Find the word "existing" in the data. Return every line where it appears.

================================

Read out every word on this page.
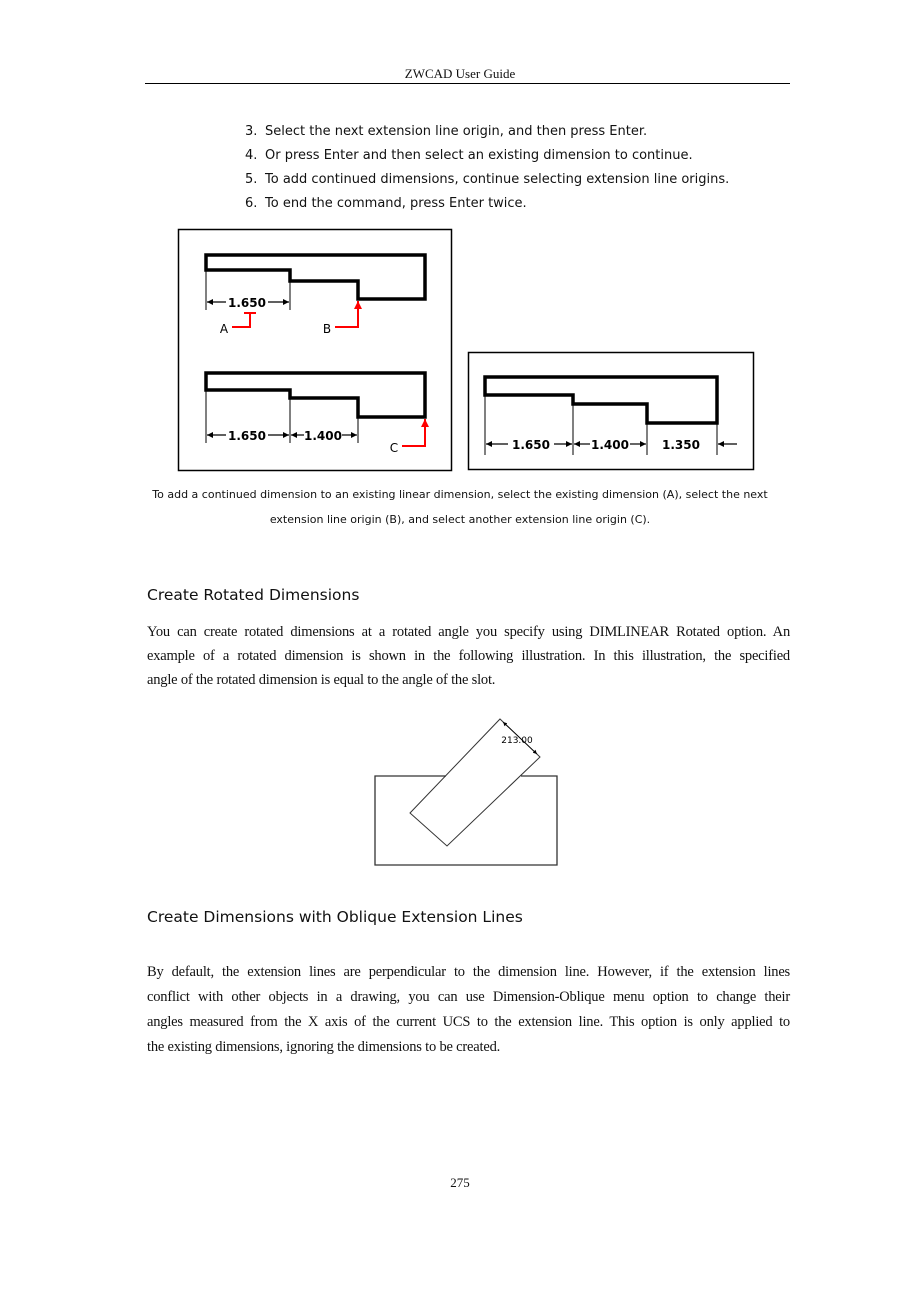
ZWCAD User Guide
3. Select the next extension line origin, and then press Enter.
4. Or press Enter and then select an existing dimension to continue.
5. To add continued dimensions, continue selecting extension line origins.
6. To end the command, press Enter twice.
1.650
A	B
1.650	1.400
C	1.650	1.400	1.350
213.00
To add a continued dimension to an existing linear dimension, select the existing dimension (A), select the next
extension line origin (B), and select another extension line origin (C).
Create Rotated Dimensions
You can create rotated dimensions at a rotated angle you specify using DIMLINEAR Rotated option. An
example of a rotated dimension is shown in the following illustration. In this illustration, the specified
angle of the rotated dimension is equal to the angle of the slot.
Create Dimensions with Oblique Extension Lines
By default, the extension lines are perpendicular to the dimension line. However, if the extension lines
conflict with other objects in a drawing, you can use Dimension-Oblique menu option to change their
angles measured from the X axis of the current UCS to the extension line. This option is only applied to
the existing dimensions, ignoring the dimensions to be created.
275
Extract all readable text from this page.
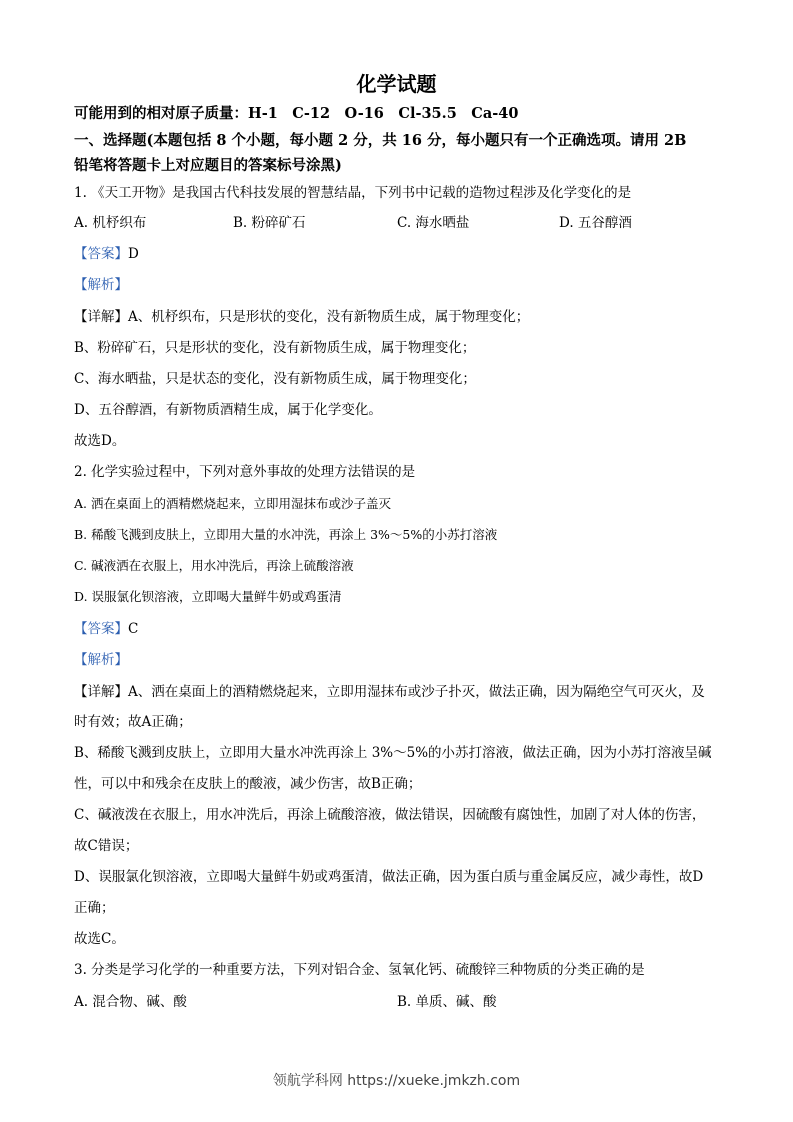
化学试题
可能用到的相对原子质量：H-1　C-12　O-16　Cl-35.5　Ca-40
一、选择题(本题包括 8 个小题，每小题 2 分，共 16 分，每小题只有一个正确选项。请用 2B
铅笔将答题卡上对应题目的答案标号涂黑)
1. 《天工开物》是我国古代科技发展的智慧结晶，下列书中记载的造物过程涉及化学变化的是
A. 机杼织布	B. 粉碎矿石	C. 海水晒盐	D. 五谷醇酒
【答案】D
【解析】
【详解】A、机杼织布，只是形状的变化，没有新物质生成，属于物理变化；
B、粉碎矿石，只是形状的变化，没有新物质生成，属于物理变化；
C、海水晒盐，只是状态的变化，没有新物质生成，属于物理变化；
D、五谷醇酒，有新物质酒精生成，属于化学变化。
故选D。
2. 化学实验过程中，下列对意外事故的处理方法错误的是
A. 洒在桌面上的酒精燃烧起来，立即用湿抹布或沙子盖灭
B. 稀酸飞溅到皮肤上，立即用大量的水冲洗，再涂上 3%～5%的小苏打溶液
C. 碱液洒在衣服上，用水冲洗后，再涂上硫酸溶液
D. 误服氯化钡溶液，立即喝大量鲜牛奶或鸡蛋清
【答案】C
【解析】
【详解】A、洒在桌面上的酒精燃烧起来，立即用湿抹布或沙子扑灭，做法正确，因为隔绝空气可灭火，及
时有效；故A正确；
B、稀酸飞溅到皮肤上，立即用大量水冲洗再涂上 3%～5%的小苏打溶液，做法正确，因为小苏打溶液呈碱
性，可以中和残余在皮肤上的酸液，减少伤害，故B正确；
C、碱液泼在衣服上，用水冲洗后，再涂上硫酸溶液，做法错误，因硫酸有腐蚀性，加剧了对人体的伤害，
故C错误；
D、误服氯化钡溶液，立即喝大量鲜牛奶或鸡蛋清，做法正确，因为蛋白质与重金属反应，减少毒性，故D
正确；
故选C。
3. 分类是学习化学的一种重要方法，下列对铝合金、氢氧化钙、硫酸锌三种物质的分类正确的是
A. 混合物、碱、酸	B. 单质、碱、酸
领航学科网 https://xueke.jmkzh.com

================================

→ Answer in full:
4. Or press Enter and then select an existing dimension to continue.
To add a continued dimension to an existing linear dimension, select the existing dimension (A), select the next
the existing dimensions, ignoring the dimensions to be created.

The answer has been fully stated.